### Extracted records

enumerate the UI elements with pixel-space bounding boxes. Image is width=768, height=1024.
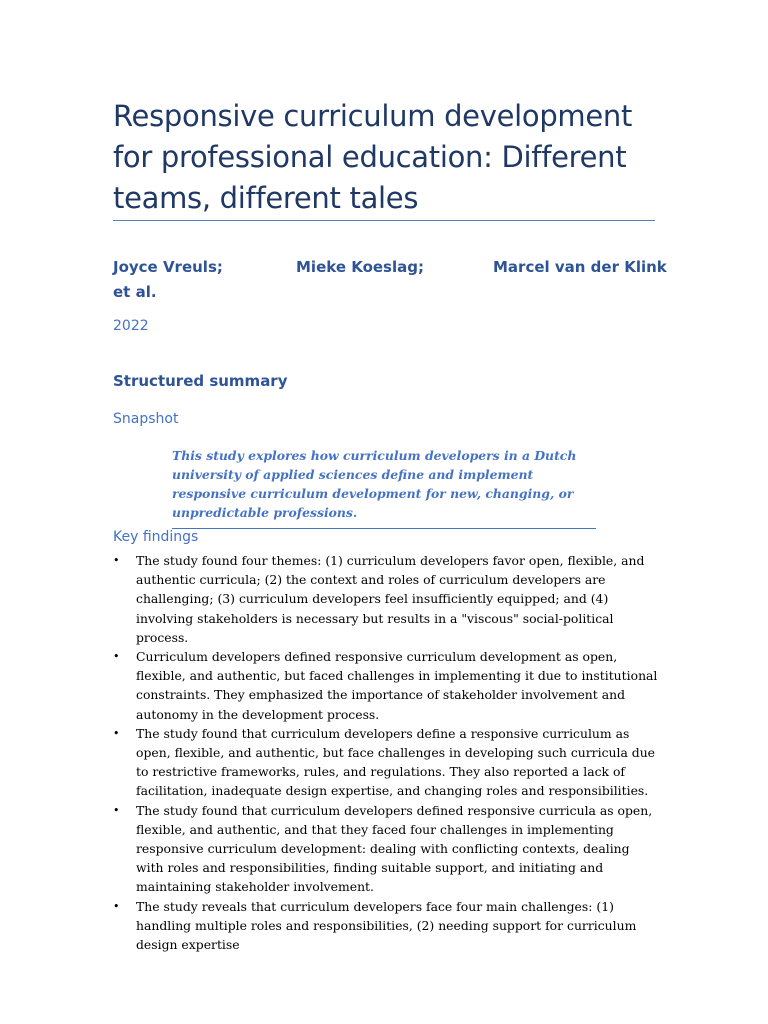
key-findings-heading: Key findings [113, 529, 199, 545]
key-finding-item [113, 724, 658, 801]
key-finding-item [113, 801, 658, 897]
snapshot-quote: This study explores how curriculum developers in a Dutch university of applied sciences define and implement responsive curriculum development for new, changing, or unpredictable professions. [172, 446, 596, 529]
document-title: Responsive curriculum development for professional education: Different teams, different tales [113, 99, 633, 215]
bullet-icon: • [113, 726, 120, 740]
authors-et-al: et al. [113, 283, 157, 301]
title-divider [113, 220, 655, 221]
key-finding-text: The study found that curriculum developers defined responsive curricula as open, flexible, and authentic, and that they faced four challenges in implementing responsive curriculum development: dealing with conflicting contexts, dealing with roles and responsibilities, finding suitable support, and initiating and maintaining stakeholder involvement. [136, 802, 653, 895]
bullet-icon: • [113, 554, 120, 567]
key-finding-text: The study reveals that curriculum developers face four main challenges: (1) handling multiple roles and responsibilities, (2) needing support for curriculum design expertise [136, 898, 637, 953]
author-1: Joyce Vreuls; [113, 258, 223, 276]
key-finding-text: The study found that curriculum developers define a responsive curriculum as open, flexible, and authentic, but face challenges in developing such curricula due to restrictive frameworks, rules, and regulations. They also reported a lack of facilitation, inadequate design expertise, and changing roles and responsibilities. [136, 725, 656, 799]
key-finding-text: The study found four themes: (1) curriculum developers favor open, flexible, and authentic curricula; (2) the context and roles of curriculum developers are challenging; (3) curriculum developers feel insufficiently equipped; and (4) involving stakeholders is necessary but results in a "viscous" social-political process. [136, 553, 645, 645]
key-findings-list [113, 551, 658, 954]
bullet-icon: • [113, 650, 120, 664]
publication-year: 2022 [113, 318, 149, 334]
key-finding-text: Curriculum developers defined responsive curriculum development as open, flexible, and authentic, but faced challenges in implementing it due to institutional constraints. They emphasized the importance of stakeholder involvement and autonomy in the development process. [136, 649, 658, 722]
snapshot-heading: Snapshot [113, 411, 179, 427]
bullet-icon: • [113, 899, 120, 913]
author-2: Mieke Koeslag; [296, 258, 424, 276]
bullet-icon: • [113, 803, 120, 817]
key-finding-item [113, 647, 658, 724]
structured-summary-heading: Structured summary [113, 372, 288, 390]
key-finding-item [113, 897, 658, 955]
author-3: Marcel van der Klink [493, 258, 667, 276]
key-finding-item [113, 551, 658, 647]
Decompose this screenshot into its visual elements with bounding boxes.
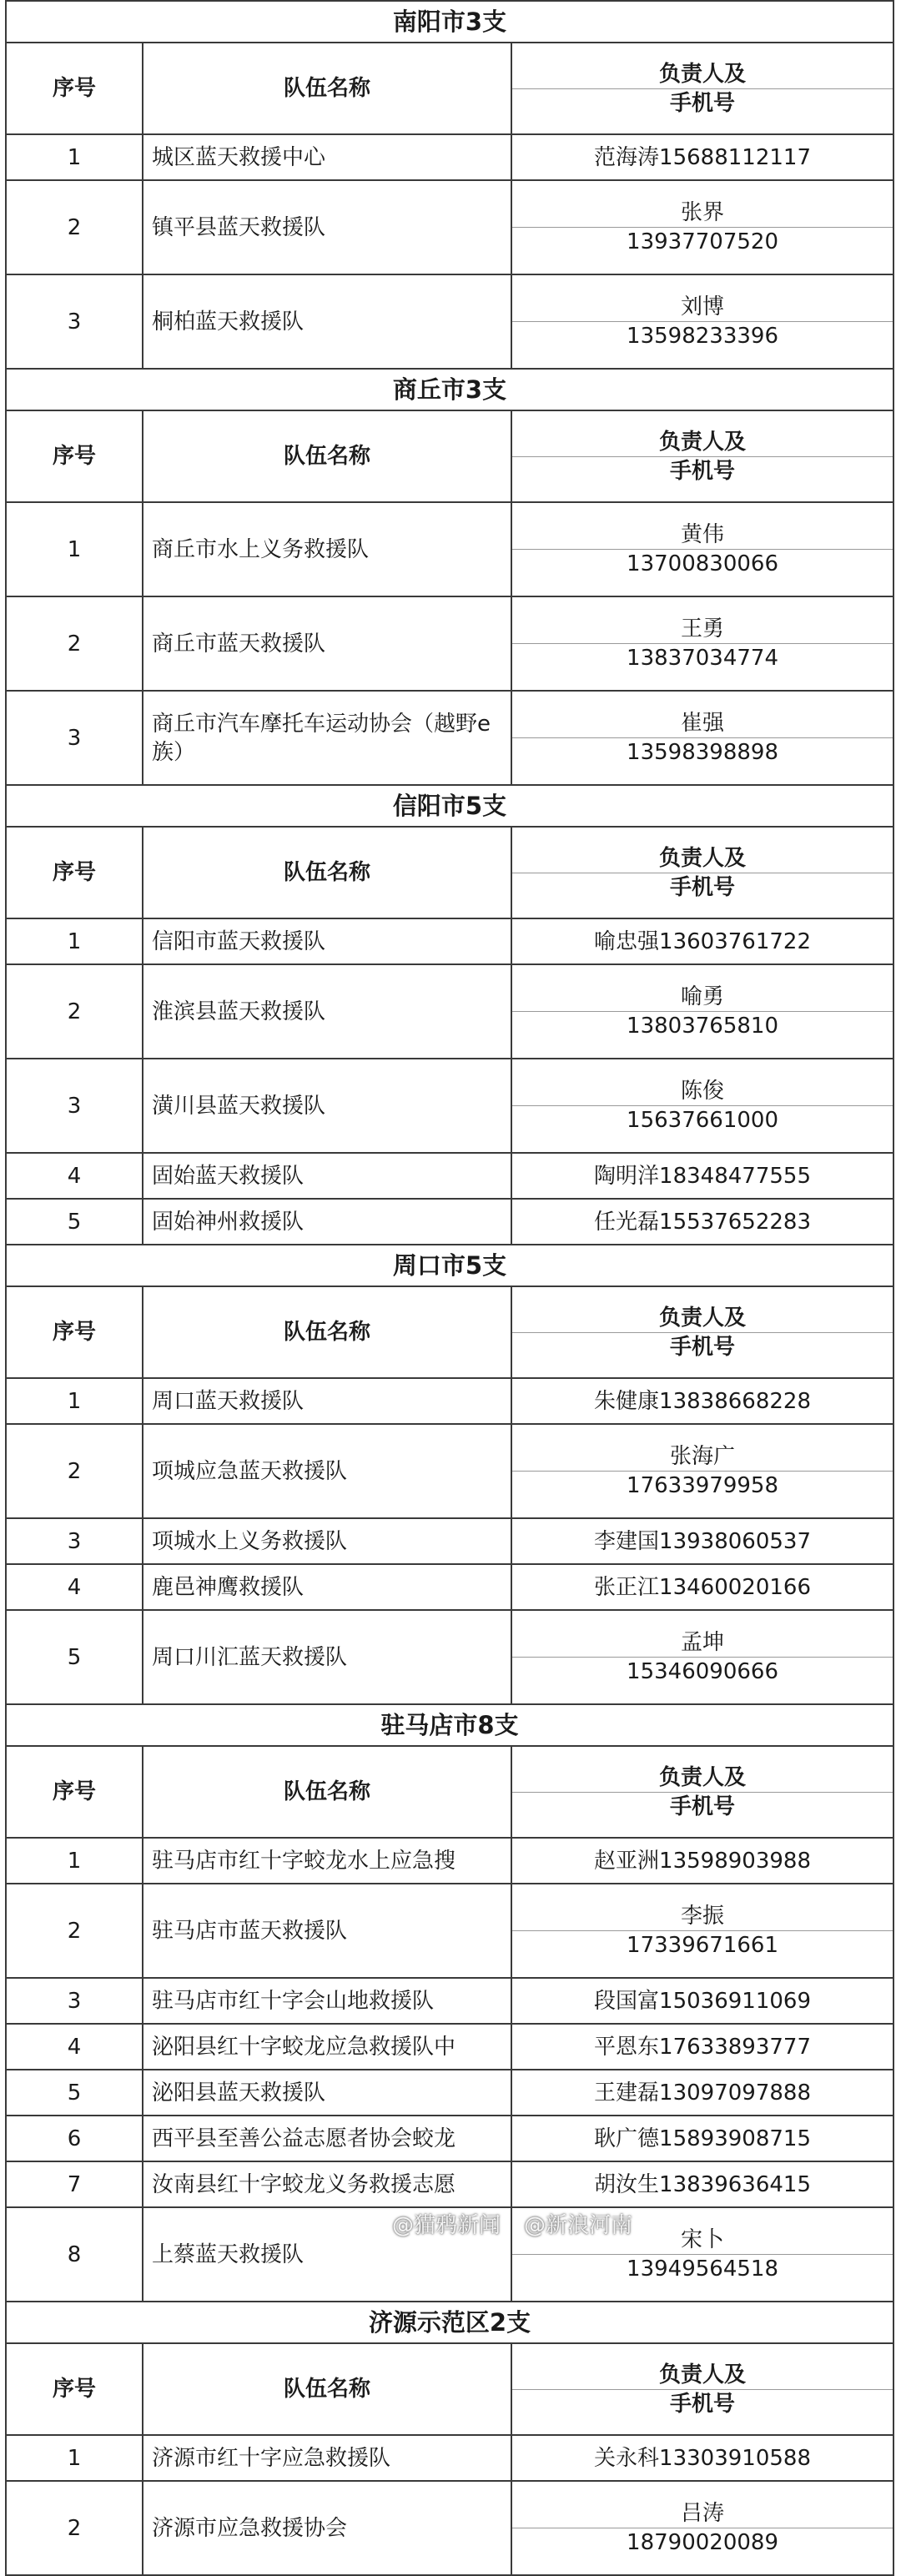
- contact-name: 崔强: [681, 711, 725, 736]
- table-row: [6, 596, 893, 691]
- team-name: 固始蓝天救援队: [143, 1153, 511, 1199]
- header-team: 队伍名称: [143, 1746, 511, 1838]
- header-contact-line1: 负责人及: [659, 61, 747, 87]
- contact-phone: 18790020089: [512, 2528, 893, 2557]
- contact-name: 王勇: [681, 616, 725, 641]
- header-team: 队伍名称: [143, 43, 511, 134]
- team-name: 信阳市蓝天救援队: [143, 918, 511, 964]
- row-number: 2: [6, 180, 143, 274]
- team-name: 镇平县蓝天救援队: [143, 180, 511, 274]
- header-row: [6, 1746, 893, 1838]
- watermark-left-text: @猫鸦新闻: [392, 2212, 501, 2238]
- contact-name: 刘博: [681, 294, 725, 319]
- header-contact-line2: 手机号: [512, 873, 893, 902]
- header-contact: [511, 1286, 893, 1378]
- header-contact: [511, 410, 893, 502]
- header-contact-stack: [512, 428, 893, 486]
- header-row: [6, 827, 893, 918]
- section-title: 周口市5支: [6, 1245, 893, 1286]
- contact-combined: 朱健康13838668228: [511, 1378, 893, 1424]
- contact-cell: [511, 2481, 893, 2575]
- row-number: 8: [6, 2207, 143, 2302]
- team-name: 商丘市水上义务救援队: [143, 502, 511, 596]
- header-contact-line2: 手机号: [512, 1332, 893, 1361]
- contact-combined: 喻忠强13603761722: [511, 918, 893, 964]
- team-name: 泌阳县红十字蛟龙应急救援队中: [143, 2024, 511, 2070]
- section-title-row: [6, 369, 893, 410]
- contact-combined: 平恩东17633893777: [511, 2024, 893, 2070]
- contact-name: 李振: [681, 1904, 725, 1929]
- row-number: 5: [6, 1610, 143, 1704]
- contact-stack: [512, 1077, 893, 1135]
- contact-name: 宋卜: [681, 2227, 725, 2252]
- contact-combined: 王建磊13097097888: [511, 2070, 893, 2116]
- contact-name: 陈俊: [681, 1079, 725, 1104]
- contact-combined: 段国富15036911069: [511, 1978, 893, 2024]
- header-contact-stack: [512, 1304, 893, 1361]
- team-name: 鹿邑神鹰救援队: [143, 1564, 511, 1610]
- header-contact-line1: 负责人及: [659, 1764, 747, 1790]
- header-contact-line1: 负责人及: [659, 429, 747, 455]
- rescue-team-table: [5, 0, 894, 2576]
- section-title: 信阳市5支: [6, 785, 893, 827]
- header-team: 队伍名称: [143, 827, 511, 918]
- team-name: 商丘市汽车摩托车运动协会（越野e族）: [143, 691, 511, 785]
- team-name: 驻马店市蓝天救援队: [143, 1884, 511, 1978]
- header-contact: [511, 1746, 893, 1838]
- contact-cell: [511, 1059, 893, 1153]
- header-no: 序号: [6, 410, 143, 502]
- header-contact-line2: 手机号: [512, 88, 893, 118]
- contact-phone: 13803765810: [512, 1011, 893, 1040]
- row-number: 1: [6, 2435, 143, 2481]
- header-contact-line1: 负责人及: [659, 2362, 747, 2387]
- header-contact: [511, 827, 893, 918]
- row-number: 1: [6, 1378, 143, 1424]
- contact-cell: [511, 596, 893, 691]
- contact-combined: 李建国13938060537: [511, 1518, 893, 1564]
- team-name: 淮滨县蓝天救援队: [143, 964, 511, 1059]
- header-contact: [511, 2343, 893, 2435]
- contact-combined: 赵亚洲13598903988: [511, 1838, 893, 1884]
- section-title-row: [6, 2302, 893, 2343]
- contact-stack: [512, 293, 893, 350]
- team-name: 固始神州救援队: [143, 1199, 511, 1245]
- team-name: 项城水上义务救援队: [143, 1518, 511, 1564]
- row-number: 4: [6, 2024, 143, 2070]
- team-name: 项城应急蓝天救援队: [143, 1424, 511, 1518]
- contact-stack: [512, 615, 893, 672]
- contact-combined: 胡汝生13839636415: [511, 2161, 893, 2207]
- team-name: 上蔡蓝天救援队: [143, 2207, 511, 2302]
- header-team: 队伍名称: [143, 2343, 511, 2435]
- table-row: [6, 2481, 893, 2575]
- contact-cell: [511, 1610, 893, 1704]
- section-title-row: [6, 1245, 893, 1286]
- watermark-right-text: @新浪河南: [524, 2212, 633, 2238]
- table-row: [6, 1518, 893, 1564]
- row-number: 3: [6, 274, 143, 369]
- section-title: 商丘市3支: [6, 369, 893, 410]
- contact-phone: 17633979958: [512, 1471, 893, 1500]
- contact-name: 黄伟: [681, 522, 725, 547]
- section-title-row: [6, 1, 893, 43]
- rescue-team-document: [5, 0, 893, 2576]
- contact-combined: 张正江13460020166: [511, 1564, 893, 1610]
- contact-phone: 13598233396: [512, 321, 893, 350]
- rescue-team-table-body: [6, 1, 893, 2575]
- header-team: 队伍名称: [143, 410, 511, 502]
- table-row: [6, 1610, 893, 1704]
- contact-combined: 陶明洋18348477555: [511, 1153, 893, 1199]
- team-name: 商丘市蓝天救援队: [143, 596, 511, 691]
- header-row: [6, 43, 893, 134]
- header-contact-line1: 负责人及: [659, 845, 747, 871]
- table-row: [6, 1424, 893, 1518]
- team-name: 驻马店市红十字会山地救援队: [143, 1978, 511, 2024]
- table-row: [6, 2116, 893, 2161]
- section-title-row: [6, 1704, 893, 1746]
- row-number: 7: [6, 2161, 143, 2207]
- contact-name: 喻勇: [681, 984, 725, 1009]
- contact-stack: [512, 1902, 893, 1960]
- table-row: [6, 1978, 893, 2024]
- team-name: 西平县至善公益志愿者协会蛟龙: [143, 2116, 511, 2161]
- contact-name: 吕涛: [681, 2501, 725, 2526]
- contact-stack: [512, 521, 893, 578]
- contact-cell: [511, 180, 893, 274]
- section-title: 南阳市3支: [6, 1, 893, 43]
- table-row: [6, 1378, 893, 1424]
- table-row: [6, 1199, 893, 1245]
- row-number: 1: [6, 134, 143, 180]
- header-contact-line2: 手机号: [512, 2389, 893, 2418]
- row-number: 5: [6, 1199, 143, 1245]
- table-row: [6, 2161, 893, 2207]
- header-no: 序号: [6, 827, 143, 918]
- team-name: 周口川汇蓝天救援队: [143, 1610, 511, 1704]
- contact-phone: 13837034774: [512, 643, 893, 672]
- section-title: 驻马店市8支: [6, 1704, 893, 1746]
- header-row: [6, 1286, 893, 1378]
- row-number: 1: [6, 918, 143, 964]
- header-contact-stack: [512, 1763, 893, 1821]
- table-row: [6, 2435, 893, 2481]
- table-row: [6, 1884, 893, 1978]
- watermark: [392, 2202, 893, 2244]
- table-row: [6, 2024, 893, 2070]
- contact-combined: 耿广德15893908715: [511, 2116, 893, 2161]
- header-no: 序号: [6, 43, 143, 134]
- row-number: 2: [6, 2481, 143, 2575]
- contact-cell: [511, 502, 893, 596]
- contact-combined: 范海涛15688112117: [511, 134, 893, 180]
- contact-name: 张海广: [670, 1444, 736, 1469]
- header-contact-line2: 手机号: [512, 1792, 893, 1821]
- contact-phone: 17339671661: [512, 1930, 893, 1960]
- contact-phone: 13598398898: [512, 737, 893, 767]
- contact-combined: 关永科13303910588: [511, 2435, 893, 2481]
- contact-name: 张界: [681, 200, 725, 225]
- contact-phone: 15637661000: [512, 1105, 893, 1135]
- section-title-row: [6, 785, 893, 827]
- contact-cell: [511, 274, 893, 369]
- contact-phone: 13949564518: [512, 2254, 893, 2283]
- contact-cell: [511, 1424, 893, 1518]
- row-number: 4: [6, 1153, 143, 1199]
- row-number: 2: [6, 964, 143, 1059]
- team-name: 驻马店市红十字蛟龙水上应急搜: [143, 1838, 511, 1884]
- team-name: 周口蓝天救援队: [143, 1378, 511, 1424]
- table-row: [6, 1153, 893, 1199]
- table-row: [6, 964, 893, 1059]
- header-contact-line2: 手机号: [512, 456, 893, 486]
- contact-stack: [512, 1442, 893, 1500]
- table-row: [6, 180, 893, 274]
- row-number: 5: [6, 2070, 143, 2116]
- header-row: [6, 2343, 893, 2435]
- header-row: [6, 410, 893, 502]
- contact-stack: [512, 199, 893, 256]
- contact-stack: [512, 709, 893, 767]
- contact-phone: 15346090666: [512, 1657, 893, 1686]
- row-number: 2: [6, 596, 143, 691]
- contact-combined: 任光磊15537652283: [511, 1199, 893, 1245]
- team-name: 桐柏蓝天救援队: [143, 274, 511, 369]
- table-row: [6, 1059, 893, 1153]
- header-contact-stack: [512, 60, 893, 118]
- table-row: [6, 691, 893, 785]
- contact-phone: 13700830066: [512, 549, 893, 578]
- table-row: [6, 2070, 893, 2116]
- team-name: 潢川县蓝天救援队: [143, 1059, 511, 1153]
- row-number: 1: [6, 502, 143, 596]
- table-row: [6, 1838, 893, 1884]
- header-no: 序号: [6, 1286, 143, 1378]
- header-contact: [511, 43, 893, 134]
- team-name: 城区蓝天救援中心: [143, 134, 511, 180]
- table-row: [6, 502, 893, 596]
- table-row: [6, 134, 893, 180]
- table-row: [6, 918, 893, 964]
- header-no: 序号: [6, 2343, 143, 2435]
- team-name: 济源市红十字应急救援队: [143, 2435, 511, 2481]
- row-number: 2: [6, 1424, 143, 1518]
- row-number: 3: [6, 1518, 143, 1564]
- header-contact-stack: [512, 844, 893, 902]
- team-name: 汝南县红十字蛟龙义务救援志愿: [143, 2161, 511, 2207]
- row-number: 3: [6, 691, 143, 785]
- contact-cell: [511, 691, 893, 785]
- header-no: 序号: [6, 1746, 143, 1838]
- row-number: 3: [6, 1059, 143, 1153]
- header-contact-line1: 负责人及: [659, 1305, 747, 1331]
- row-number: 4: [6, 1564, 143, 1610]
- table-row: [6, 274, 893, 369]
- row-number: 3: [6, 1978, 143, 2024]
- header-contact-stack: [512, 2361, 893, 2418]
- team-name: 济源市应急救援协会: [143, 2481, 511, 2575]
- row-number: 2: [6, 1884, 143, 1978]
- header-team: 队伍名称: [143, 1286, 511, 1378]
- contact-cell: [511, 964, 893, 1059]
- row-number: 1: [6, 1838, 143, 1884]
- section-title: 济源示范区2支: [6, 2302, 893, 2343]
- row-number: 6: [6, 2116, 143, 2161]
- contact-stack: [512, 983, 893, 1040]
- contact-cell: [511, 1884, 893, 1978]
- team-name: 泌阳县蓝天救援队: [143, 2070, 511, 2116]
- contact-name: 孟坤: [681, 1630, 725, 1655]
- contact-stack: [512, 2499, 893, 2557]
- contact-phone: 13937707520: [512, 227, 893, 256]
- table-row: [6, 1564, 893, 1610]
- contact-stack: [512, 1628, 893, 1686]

### Given exercise
Rename "bullet-icon" to "bullet-marker" in the records, starting at the line containing "key-findings-heading: Key findings" and ending at the line containing "725, 656, 799]". Reproduce only those lines, with nothing else altered.

### Task response
key-findings-heading: Key findings [113, 529, 199, 545]
key-finding-item [113, 724, 658, 801]
key-finding-item [113, 801, 658, 897]
snapshot-quote: This study explores how curriculum developers in a Dutch university of applied sciences define and implement responsive curriculum development for new, changing, or unpredictable professions. [172, 446, 596, 529]
document-title: Responsive curriculum development for professional education: Different teams, different tales [113, 99, 633, 215]
bullet-marker: • [113, 726, 120, 740]
authors-et-al: et al. [113, 283, 157, 301]
title-divider [113, 220, 655, 221]
key-finding-text: The study found that curriculum developers defined responsive curricula as open, flexible, and authentic, and that they faced four challenges in implementing responsive curriculum development: dealing with conflicting contexts, dealing with roles and responsibilities, finding suitable support, and initiating and maintaining stakeholder involvement. [136, 802, 653, 895]
bullet-marker: • [113, 554, 120, 567]
key-finding-text: The study reveals that curriculum developers face four main challenges: (1) handling multiple roles and responsibilities, (2) needing support for curriculum design expertise [136, 898, 637, 953]
author-1: Joyce Vreuls; [113, 258, 223, 276]
key-finding-text: The study found that curriculum developers define a responsive curriculum as open, flexible, and authentic, but face challenges in developing such curricula due to restrictive frameworks, rules, and regulations. They also reported a lack of facilitation, inadequate design expertise, and changing roles and responsibilities. [136, 725, 656, 799]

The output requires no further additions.